▸ **Problem details**
Calculate how many lines in the following records hold the word "Mobile", and report that number without comment.

--- Start of Data rows ---

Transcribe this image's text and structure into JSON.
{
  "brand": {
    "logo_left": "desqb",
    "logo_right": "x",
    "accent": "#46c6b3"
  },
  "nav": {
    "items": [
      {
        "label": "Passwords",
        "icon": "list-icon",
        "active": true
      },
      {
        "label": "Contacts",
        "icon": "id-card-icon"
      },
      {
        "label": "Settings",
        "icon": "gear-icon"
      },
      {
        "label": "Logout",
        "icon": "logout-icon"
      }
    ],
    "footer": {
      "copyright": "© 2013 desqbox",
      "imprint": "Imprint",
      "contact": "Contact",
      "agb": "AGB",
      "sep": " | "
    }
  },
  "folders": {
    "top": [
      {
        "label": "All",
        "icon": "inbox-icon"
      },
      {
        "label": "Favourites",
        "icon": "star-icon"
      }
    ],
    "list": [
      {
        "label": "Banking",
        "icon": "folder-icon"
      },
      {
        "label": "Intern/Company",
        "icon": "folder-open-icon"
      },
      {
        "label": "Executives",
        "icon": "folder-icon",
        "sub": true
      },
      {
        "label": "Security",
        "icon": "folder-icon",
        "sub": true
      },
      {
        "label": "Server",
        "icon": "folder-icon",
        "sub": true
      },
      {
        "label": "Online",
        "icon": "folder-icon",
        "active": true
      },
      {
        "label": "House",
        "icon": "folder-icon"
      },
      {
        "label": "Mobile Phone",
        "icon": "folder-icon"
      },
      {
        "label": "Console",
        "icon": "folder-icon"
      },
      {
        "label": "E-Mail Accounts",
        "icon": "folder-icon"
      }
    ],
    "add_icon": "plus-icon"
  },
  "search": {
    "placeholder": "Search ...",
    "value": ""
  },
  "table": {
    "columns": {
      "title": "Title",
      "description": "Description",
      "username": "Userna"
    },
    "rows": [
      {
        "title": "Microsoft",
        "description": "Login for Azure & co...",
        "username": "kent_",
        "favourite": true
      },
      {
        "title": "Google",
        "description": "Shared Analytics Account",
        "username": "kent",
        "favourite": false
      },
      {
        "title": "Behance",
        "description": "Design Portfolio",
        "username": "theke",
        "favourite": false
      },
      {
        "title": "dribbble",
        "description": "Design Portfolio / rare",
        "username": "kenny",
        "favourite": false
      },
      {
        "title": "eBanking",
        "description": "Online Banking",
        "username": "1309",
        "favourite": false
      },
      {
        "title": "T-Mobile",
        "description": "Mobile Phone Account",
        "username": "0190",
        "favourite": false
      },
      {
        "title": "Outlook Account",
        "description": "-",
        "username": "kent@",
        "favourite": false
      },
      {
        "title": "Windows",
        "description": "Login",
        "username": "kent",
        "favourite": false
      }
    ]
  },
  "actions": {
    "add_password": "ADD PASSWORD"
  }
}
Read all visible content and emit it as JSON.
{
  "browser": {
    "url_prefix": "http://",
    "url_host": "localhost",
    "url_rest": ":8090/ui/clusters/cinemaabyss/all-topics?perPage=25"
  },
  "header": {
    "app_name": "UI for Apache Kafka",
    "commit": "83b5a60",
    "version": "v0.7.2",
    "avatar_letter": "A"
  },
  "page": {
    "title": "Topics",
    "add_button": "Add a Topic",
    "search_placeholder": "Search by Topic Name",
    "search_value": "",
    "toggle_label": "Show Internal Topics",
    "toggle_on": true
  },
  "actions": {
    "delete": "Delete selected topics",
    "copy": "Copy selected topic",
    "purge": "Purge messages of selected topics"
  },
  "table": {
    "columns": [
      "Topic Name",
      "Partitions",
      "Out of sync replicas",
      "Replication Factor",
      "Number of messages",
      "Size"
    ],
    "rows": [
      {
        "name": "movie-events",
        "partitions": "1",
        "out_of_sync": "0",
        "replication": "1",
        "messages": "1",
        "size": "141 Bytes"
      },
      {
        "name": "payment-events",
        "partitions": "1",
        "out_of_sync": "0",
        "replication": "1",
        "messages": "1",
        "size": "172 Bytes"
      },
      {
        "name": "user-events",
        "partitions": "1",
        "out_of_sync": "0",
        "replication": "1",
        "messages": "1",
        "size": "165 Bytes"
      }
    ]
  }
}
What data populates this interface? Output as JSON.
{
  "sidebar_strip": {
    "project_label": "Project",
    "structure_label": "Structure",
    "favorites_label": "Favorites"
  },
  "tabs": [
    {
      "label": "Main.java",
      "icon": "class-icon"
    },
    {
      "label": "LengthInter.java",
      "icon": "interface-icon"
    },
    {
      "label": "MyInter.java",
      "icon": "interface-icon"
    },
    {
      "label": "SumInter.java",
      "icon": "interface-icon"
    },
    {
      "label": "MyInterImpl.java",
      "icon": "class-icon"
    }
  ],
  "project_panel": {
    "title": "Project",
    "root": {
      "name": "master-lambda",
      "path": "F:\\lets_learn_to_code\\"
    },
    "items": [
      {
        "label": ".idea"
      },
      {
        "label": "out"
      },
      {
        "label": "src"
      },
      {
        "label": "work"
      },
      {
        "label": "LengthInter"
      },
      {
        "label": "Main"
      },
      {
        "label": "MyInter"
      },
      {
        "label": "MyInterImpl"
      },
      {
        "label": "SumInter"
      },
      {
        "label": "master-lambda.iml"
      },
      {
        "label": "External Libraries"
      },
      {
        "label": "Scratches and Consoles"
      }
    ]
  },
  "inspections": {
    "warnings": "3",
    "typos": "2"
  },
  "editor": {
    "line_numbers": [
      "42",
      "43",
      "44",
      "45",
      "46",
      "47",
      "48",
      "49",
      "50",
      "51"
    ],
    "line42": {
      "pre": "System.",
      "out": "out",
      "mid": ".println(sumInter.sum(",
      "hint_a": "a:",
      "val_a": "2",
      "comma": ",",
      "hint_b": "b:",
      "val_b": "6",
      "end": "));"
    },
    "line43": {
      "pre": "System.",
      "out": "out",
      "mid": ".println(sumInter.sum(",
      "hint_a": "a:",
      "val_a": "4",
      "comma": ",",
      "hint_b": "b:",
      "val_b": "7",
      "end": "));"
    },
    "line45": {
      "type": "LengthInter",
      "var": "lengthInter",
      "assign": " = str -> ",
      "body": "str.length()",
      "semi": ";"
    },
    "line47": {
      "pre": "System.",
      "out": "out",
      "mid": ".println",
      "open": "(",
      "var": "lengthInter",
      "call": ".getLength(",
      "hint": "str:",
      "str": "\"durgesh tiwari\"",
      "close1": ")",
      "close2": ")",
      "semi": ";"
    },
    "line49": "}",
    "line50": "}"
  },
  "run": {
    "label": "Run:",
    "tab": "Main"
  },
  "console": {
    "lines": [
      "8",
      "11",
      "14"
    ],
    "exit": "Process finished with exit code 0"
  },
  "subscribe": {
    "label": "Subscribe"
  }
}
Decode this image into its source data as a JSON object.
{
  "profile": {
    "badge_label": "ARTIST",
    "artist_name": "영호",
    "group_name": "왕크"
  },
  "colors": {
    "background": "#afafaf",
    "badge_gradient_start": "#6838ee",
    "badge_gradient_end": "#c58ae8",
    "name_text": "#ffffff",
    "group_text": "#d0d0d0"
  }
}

--- End of Data rows ---

▸ **Result for this exercise**
3